I just announced the new Spring Boot 2 material, coming in REST With Spring:

>> CHECK OUT THE COURSE

1. Overview

Gson is a Java library that allows us to convert Java Objects into a JSON representation. We can also use it the other way around, to convert a JSON string to an equivalent Java object.

In this quick tutorial, we’ll find out how to save various Java data types as a JSON in a file.

2. Maven Dependencies

First of all, we need to add the Gson dependency in pom.xml. This is available in Maven Central:

<dependency>
    <groupId>com.google.code.gson</groupId>
    <artifactId>gson</artifactId>
    <version>2.8.5</version>
</dependency>

3. Saving Data to a JSON File

We’ll use the toJson(Object src, Appendable writer) method from the Gson class to convert a Java data type into JSON and store it in a file. The Gson() constructor creates a Gson object with default configuration:

Gson gson = new Gson();

Now, we can call toJson() to convert and store Java objects.

Let’s explore some examples with different data types in Java.

3.1. Primitives

Saving primitives to a JSON file is pretty straight-forward using GSON:

gson.toJson(123.45, new FileWriter(filePath));

Here, filePath denotes the location of the file. The file output will simply contain the primitive value:

123.45

3.2. Custom Objects

Likewise, we can store objects as JSON.

● **Work request**: Retype the Gson tutorial word for word, beginning at "I just announced" and stopping after "JSON in a file.". The material that comes next was taken from a separate source.

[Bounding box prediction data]
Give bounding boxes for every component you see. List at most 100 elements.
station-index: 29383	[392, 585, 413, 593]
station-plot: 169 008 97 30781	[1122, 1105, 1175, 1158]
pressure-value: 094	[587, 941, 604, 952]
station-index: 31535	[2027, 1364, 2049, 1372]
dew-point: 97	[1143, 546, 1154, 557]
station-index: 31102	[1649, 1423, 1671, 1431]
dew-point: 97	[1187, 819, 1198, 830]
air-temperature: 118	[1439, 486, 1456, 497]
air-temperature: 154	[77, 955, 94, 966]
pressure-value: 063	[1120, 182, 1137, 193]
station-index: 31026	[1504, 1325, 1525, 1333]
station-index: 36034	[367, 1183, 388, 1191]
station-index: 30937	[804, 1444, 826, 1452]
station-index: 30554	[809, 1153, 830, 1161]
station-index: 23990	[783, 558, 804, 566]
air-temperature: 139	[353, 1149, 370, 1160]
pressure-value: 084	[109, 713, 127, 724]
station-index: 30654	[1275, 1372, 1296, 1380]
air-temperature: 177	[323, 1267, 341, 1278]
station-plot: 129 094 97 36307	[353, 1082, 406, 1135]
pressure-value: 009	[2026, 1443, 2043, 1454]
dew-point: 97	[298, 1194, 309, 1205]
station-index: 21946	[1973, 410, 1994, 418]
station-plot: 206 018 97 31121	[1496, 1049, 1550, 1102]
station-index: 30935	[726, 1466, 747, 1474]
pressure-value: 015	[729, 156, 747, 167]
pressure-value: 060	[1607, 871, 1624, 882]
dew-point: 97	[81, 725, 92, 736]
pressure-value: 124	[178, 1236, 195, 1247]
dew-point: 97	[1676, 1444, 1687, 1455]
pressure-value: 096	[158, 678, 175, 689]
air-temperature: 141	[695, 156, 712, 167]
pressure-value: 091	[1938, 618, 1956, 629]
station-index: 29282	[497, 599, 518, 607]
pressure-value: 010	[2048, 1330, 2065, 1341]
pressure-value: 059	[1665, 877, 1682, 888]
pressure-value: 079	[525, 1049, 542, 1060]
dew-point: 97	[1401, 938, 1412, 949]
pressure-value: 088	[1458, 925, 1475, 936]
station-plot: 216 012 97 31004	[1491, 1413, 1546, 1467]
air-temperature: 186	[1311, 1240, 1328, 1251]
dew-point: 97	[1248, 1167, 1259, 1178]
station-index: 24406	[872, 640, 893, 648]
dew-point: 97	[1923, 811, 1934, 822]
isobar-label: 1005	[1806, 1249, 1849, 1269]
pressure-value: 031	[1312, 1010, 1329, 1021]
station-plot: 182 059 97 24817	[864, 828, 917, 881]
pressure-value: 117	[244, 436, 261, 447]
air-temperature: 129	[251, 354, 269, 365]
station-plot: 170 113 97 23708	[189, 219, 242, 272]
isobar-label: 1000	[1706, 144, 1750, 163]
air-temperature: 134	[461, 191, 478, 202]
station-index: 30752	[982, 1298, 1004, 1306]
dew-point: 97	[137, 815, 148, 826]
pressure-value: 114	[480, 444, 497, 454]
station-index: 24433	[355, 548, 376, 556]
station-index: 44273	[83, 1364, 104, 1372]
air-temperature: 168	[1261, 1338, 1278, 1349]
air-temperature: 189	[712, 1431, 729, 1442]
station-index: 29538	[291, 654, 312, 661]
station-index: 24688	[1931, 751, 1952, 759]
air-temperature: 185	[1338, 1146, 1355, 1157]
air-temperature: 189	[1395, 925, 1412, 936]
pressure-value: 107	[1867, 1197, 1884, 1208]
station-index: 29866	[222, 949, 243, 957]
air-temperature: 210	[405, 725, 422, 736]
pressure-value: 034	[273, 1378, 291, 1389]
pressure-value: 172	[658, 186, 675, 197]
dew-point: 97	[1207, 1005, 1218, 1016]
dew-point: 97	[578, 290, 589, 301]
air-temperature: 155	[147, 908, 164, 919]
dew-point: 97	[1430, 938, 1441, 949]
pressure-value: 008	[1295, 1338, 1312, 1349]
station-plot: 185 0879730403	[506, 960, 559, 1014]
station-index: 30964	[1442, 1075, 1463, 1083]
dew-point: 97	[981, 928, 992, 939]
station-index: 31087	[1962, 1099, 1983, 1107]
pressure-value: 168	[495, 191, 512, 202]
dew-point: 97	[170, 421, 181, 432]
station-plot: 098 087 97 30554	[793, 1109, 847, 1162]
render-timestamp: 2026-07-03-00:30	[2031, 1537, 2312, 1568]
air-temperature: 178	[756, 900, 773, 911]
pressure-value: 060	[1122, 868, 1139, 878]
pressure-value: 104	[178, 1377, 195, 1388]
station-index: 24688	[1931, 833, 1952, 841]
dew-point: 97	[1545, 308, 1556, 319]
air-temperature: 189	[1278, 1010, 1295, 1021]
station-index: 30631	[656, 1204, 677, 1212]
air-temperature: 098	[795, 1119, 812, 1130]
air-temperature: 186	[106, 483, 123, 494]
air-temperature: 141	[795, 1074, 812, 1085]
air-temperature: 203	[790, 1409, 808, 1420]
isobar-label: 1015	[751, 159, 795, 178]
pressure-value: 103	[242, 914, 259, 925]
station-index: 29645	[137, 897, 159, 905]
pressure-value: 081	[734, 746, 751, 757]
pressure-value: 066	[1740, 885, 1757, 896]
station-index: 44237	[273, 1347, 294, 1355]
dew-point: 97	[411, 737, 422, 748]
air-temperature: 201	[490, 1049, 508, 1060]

● **Exercise result**:
I just announced the new Spring Boot 2 material, coming in REST With Spring:

>> CHECK OUT THE COURSE

1. Overview

Gson is a Java library that allows us to convert Java Objects into a JSON representation. We can also use it the other way around, to convert a JSON string to an equivalent Java object.

In this quick tutorial, we’ll find out how to save various Java data types as a JSON in a file.